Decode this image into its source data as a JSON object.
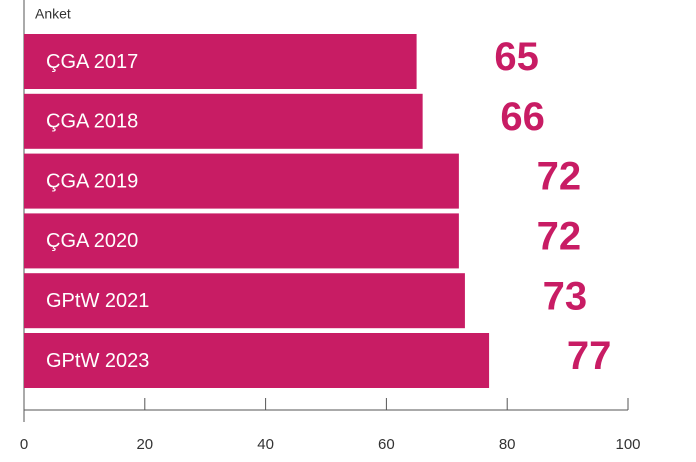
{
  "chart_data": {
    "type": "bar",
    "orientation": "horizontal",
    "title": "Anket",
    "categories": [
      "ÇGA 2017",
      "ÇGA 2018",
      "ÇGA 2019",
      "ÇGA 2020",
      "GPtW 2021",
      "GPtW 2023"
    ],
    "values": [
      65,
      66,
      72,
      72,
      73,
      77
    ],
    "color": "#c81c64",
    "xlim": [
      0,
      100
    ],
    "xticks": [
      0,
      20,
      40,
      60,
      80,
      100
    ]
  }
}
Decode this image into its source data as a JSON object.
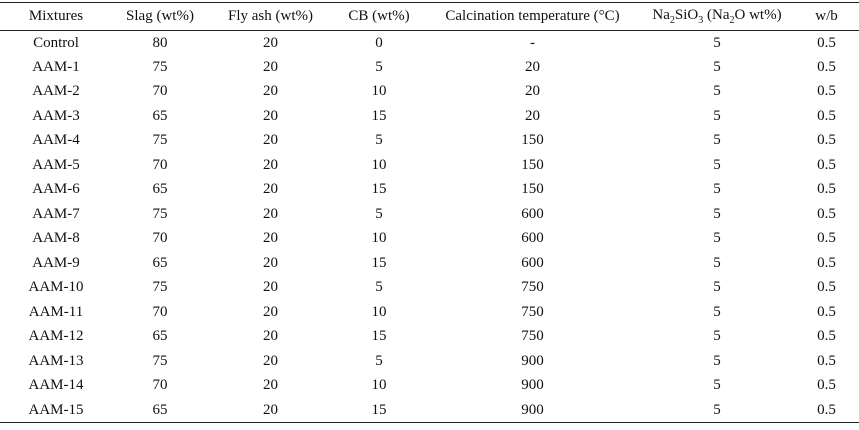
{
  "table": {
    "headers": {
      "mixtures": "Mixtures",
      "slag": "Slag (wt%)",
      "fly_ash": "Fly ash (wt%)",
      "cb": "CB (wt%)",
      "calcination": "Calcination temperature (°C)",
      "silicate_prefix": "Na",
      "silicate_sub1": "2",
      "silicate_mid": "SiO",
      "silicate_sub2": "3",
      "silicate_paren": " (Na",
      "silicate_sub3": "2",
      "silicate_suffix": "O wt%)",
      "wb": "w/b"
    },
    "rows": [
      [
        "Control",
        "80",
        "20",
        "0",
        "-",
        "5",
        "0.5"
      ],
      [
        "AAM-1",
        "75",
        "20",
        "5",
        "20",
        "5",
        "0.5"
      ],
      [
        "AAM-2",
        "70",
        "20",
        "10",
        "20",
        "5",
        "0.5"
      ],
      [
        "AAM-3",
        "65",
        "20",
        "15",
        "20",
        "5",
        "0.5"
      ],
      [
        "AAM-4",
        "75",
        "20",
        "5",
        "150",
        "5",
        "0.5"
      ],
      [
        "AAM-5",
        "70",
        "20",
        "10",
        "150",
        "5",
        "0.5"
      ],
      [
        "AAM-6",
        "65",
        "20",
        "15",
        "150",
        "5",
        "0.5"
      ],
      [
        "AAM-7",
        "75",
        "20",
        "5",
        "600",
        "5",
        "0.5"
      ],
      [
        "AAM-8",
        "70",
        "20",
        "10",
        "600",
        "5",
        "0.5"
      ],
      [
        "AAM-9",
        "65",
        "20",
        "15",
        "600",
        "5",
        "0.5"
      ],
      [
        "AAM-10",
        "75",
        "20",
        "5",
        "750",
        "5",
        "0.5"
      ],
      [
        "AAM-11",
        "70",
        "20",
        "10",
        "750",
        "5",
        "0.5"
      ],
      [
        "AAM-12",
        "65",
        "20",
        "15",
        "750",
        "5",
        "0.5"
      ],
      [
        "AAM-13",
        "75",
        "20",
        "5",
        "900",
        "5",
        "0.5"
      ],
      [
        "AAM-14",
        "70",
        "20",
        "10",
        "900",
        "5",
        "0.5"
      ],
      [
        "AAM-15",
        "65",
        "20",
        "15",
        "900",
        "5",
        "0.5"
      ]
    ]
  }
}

WHAT YOU SHOULD DO
The data above needs to be retyped exactly, with the images left out.

WRITTEN SOLUTION
Decode this image into its source data as a JSON object.
{
  "chart_data": {
    "type": "bar",
    "orientation": "horizontal",
    "title": "Anket",
    "categories": [
      "ÇGA 2017",
      "ÇGA 2018",
      "ÇGA 2019",
      "ÇGA 2020",
      "GPtW 2021",
      "GPtW 2023"
    ],
    "values": [
      65,
      66,
      72,
      72,
      73,
      77
    ],
    "color": "#c81c64",
    "xlim": [
      0,
      100
    ],
    "xticks": [
      0,
      20,
      40,
      60,
      80,
      100
    ]
  }
}
Decode this image into its source data as a JSON object.
{
  "table": {
    "headers": {
      "mixtures": "Mixtures",
      "slag": "Slag (wt%)",
      "fly_ash": "Fly ash (wt%)",
      "cb": "CB (wt%)",
      "calcination": "Calcination temperature (°C)",
      "silicate_prefix": "Na",
      "silicate_sub1": "2",
      "silicate_mid": "SiO",
      "silicate_sub2": "3",
      "silicate_paren": " (Na",
      "silicate_sub3": "2",
      "silicate_suffix": "O wt%)",
      "wb": "w/b"
    },
    "rows": [
      [
        "Control",
        "80",
        "20",
        "0",
        "-",
        "5",
        "0.5"
      ],
      [
        "AAM-1",
        "75",
        "20",
        "5",
        "20",
        "5",
        "0.5"
      ],
      [
        "AAM-2",
        "70",
        "20",
        "10",
        "20",
        "5",
        "0.5"
      ],
      [
        "AAM-3",
        "65",
        "20",
        "15",
        "20",
        "5",
        "0.5"
      ],
      [
        "AAM-4",
        "75",
        "20",
        "5",
        "150",
        "5",
        "0.5"
      ],
      [
        "AAM-5",
        "70",
        "20",
        "10",
        "150",
        "5",
        "0.5"
      ],
      [
        "AAM-6",
        "65",
        "20",
        "15",
        "150",
        "5",
        "0.5"
      ],
      [
        "AAM-7",
        "75",
        "20",
        "5",
        "600",
        "5",
        "0.5"
      ],
      [
        "AAM-8",
        "70",
        "20",
        "10",
        "600",
        "5",
        "0.5"
      ],
      [
        "AAM-9",
        "65",
        "20",
        "15",
        "600",
        "5",
        "0.5"
      ],
      [
        "AAM-10",
        "75",
        "20",
        "5",
        "750",
        "5",
        "0.5"
      ],
      [
        "AAM-11",
        "70",
        "20",
        "10",
        "750",
        "5",
        "0.5"
      ],
      [
        "AAM-12",
        "65",
        "20",
        "15",
        "750",
        "5",
        "0.5"
      ],
      [
        "AAM-13",
        "75",
        "20",
        "5",
        "900",
        "5",
        "0.5"
      ],
      [
        "AAM-14",
        "70",
        "20",
        "10",
        "900",
        "5",
        "0.5"
      ],
      [
        "AAM-15",
        "65",
        "20",
        "15",
        "900",
        "5",
        "0.5"
      ]
    ]
  }
}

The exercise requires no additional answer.